Copy out the part of the rows below that opens with the very first line and closes with the line containing "candle-body xyxy=(136,153,140,195)", both included, keeping each line unchanged.

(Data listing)
· · · · · · ·

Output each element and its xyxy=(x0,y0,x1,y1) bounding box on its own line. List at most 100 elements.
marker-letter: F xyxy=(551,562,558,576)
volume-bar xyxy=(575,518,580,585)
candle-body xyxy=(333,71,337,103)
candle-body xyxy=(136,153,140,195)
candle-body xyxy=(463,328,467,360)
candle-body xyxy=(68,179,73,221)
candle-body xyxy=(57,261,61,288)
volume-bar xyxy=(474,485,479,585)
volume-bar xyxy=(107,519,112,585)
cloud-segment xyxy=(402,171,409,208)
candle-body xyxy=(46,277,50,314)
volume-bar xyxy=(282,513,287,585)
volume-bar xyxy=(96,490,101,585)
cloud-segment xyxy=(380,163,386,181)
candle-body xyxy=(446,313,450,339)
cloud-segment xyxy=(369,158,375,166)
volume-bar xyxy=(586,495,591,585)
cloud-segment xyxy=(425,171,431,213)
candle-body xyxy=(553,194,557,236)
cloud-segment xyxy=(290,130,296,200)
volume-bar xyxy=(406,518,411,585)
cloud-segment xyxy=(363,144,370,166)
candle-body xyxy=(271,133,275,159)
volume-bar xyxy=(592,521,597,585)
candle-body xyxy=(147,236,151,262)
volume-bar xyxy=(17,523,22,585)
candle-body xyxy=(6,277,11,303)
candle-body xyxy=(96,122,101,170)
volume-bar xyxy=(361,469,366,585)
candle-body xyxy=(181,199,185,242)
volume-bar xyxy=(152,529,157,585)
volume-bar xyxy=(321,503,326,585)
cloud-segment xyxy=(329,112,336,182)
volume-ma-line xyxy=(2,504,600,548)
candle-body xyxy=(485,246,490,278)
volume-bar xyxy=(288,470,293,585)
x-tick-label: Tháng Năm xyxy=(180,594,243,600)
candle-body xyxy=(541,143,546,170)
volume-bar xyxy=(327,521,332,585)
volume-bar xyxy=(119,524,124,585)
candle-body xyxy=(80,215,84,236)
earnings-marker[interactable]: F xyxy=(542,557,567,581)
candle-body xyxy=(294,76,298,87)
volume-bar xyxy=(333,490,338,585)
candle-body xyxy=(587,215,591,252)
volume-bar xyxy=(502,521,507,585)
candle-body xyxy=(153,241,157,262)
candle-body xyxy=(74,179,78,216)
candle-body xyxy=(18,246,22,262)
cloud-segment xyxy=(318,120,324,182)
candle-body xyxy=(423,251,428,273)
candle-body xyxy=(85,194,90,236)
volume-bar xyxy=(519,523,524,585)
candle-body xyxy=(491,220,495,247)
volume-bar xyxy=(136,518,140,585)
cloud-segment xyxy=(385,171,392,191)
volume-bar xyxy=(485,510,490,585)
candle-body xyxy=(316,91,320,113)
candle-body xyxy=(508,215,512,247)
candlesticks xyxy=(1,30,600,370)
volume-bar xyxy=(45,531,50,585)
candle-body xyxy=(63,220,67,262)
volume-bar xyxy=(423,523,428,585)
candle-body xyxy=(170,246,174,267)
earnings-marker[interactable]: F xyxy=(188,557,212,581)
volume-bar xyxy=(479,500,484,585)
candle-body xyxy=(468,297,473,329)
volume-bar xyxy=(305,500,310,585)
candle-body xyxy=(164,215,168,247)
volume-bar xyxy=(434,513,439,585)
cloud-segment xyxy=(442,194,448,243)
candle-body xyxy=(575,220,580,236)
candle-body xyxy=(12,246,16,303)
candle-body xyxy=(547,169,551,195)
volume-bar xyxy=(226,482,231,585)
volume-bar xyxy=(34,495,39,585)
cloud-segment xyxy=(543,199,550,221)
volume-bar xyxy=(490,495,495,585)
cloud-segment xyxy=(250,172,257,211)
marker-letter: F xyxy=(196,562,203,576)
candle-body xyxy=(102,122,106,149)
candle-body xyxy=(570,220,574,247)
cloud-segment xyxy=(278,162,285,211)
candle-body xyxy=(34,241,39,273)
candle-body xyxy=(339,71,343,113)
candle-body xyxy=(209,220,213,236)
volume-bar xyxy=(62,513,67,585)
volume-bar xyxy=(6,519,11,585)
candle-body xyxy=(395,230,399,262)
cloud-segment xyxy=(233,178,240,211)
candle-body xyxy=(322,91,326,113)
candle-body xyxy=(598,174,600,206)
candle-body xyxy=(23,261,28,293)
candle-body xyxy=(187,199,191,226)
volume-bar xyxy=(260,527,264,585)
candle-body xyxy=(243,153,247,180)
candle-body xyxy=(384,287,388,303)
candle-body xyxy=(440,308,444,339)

· · · · · · ·

▸ Final result:
Output each element and its xyxy=(x0,y0,x1,y1) bounding box on its own line. List at most 100 elements.
marker-letter: F xyxy=(551,562,558,576)
volume-bar xyxy=(575,518,580,585)
candle-body xyxy=(333,71,337,103)
candle-body xyxy=(136,153,140,195)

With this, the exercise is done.